** REQUIRED TASK **
Every entry needs to be printed exactly, please.
___ PROVIDED MATERIAL ___
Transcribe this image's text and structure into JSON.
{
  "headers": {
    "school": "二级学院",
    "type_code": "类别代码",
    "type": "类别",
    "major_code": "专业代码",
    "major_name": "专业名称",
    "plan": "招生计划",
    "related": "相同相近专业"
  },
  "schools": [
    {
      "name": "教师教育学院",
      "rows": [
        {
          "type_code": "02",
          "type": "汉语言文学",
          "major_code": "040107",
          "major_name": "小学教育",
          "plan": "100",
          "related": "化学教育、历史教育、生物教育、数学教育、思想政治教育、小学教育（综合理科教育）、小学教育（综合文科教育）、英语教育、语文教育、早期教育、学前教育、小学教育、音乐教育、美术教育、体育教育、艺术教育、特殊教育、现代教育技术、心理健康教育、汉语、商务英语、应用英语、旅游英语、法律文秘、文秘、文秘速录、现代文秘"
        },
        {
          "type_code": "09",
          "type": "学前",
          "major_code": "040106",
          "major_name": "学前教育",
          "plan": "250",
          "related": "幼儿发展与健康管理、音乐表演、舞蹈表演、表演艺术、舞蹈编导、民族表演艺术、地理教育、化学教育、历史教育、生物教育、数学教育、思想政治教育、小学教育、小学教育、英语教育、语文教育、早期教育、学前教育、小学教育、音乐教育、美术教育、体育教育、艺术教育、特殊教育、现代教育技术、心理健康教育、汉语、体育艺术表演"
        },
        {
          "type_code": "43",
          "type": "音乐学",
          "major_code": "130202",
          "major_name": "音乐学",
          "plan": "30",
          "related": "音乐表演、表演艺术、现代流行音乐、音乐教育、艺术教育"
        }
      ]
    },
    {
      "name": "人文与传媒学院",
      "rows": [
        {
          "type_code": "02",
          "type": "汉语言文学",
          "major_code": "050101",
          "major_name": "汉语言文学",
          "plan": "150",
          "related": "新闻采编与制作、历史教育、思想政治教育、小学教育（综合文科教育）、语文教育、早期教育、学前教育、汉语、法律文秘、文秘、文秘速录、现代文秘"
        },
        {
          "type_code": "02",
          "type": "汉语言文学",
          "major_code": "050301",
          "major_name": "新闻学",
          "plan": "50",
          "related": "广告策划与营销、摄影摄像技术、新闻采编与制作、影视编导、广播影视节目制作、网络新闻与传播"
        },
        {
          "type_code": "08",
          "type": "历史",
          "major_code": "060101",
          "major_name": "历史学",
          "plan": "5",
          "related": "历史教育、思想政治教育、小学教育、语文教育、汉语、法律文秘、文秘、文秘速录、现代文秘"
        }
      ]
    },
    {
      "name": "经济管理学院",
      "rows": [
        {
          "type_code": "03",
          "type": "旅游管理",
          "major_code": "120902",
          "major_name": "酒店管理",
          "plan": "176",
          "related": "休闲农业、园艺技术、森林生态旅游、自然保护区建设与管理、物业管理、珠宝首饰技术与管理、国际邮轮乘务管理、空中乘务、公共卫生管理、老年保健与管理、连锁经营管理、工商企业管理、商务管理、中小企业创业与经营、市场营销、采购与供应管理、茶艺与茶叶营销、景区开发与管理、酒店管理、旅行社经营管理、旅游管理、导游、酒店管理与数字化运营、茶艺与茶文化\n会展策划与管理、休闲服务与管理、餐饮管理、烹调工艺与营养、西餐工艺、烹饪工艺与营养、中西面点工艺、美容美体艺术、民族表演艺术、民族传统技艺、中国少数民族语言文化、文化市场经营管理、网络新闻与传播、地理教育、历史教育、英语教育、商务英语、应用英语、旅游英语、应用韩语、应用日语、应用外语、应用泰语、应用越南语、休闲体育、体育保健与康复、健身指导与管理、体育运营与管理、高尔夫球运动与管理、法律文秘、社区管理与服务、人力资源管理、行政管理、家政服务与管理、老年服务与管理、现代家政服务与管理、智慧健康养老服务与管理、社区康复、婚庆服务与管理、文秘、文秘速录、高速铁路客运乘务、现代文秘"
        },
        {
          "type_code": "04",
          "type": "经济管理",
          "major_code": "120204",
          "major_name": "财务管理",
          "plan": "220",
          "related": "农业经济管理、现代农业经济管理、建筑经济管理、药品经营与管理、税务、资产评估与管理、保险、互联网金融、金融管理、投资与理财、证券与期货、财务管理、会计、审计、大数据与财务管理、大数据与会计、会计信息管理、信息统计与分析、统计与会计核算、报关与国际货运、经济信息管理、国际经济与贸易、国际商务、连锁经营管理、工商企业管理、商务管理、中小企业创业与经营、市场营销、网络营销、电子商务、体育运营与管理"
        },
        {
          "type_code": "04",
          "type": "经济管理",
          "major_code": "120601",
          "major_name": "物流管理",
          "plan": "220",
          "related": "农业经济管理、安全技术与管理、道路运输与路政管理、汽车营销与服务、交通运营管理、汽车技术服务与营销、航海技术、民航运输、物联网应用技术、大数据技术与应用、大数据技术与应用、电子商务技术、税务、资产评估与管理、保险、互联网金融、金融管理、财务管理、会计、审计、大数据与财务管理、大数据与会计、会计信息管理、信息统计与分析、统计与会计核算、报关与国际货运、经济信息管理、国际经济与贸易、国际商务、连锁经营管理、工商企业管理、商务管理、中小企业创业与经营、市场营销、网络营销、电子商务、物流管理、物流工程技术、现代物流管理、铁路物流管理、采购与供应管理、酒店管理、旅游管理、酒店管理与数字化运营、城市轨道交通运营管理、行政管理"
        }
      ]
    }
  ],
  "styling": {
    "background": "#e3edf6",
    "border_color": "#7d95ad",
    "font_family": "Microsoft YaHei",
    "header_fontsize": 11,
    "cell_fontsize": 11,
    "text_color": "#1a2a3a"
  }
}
___
** SOLUTION FOR THIS PROBLEM **
Transcribe this image's text and structure into JSON.
{
  "headers": {
    "school": "二级学院",
    "type_code": "类别代码",
    "type": "类别",
    "major_code": "专业代码",
    "major_name": "专业名称",
    "plan": "招生计划",
    "related": "相同相近专业"
  },
  "schools": [
    {
      "name": "教师教育学院",
      "rows": [
        {
          "type_code": "02",
          "type": "汉语言文学",
          "major_code": "040107",
          "major_name": "小学教育",
          "plan": "100",
          "related": "化学教育、历史教育、生物教育、数学教育、思想政治教育、小学教育（综合理科教育）、小学教育（综合文科教育）、英语教育、语文教育、早期教育、学前教育、小学教育、音乐教育、美术教育、体育教育、艺术教育、特殊教育、现代教育技术、心理健康教育、汉语、商务英语、应用英语、旅游英语、法律文秘、文秘、文秘速录、现代文秘"
        },
        {
          "type_code": "09",
          "type": "学前",
          "major_code": "040106",
          "major_name": "学前教育",
          "plan": "250",
          "related": "幼儿发展与健康管理、音乐表演、舞蹈表演、表演艺术、舞蹈编导、民族表演艺术、地理教育、化学教育、历史教育、生物教育、数学教育、思想政治教育、小学教育、小学教育、英语教育、语文教育、早期教育、学前教育、小学教育、音乐教育、美术教育、体育教育、艺术教育、特殊教育、现代教育技术、心理健康教育、汉语、体育艺术表演"
        },
        {
          "type_code": "43",
          "type": "音乐学",
          "major_code": "130202",
          "major_name": "音乐学",
          "plan": "30",
          "related": "音乐表演、表演艺术、现代流行音乐、音乐教育、艺术教育"
        }
      ]
    },
    {
      "name": "人文与传媒学院",
      "rows": [
        {
          "type_code": "02",
          "type": "汉语言文学",
          "major_code": "050101",
          "major_name": "汉语言文学",
          "plan": "150",
          "related": "新闻采编与制作、历史教育、思想政治教育、小学教育（综合文科教育）、语文教育、早期教育、学前教育、汉语、法律文秘、文秘、文秘速录、现代文秘"
        },
        {
          "type_code": "02",
          "type": "汉语言文学",
          "major_code": "050301",
          "major_name": "新闻学",
          "plan": "50",
          "related": "广告策划与营销、摄影摄像技术、新闻采编与制作、影视编导、广播影视节目制作、网络新闻与传播"
        },
        {
          "type_code": "08",
          "type": "历史",
          "major_code": "060101",
          "major_name": "历史学",
          "plan": "5",
          "related": "历史教育、思想政治教育、小学教育、语文教育、汉语、法律文秘、文秘、文秘速录、现代文秘"
        }
      ]
    },
    {
      "name": "经济管理学院",
      "rows": [
        {
          "type_code": "03",
          "type": "旅游管理",
          "major_code": "120902",
          "major_name": "酒店管理",
          "plan": "176",
          "related": "休闲农业、园艺技术、森林生态旅游、自然保护区建设与管理、物业管理、珠宝首饰技术与管理、国际邮轮乘务管理、空中乘务、公共卫生管理、老年保健与管理、连锁经营管理、工商企业管理、商务管理、中小企业创业与经营、市场营销、采购与供应管理、茶艺与茶叶营销、景区开发与管理、酒店管理、旅行社经营管理、旅游管理、导游、酒店管理与数字化运营、茶艺与茶文化\n会展策划与管理、休闲服务与管理、餐饮管理、烹调工艺与营养、西餐工艺、烹饪工艺与营养、中西面点工艺、美容美体艺术、民族表演艺术、民族传统技艺、中国少数民族语言文化、文化市场经营管理、网络新闻与传播、地理教育、历史教育、英语教育、商务英语、应用英语、旅游英语、应用韩语、应用日语、应用外语、应用泰语、应用越南语、休闲体育、体育保健与康复、健身指导与管理、体育运营与管理、高尔夫球运动与管理、法律文秘、社区管理与服务、人力资源管理、行政管理、家政服务与管理、老年服务与管理、现代家政服务与管理、智慧健康养老服务与管理、社区康复、婚庆服务与管理、文秘、文秘速录、高速铁路客运乘务、现代文秘"
        },
        {
          "type_code": "04",
          "type": "经济管理",
          "major_code": "120204",
          "major_name": "财务管理",
          "plan": "220",
          "related": "农业经济管理、现代农业经济管理、建筑经济管理、药品经营与管理、税务、资产评估与管理、保险、互联网金融、金融管理、投资与理财、证券与期货、财务管理、会计、审计、大数据与财务管理、大数据与会计、会计信息管理、信息统计与分析、统计与会计核算、报关与国际货运、经济信息管理、国际经济与贸易、国际商务、连锁经营管理、工商企业管理、商务管理、中小企业创业与经营、市场营销、网络营销、电子商务、体育运营与管理"
        },
        {
          "type_code": "04",
          "type": "经济管理",
          "major_code": "120601",
          "major_name": "物流管理",
          "plan": "220",
          "related": "农业经济管理、安全技术与管理、道路运输与路政管理、汽车营销与服务、交通运营管理、汽车技术服务与营销、航海技术、民航运输、物联网应用技术、大数据技术与应用、大数据技术与应用、电子商务技术、税务、资产评估与管理、保险、互联网金融、金融管理、财务管理、会计、审计、大数据与财务管理、大数据与会计、会计信息管理、信息统计与分析、统计与会计核算、报关与国际货运、经济信息管理、国际经济与贸易、国际商务、连锁经营管理、工商企业管理、商务管理、中小企业创业与经营、市场营销、网络营销、电子商务、物流管理、物流工程技术、现代物流管理、铁路物流管理、采购与供应管理、酒店管理、旅游管理、酒店管理与数字化运营、城市轨道交通运营管理、行政管理"
        }
      ]
    }
  ],
  "styling": {
    "background": "#e3edf6",
    "border_color": "#7d95ad",
    "font_family": "Microsoft YaHei",
    "header_fontsize": 11,
    "cell_fontsize": 11,
    "text_color": "#1a2a3a"
  }
}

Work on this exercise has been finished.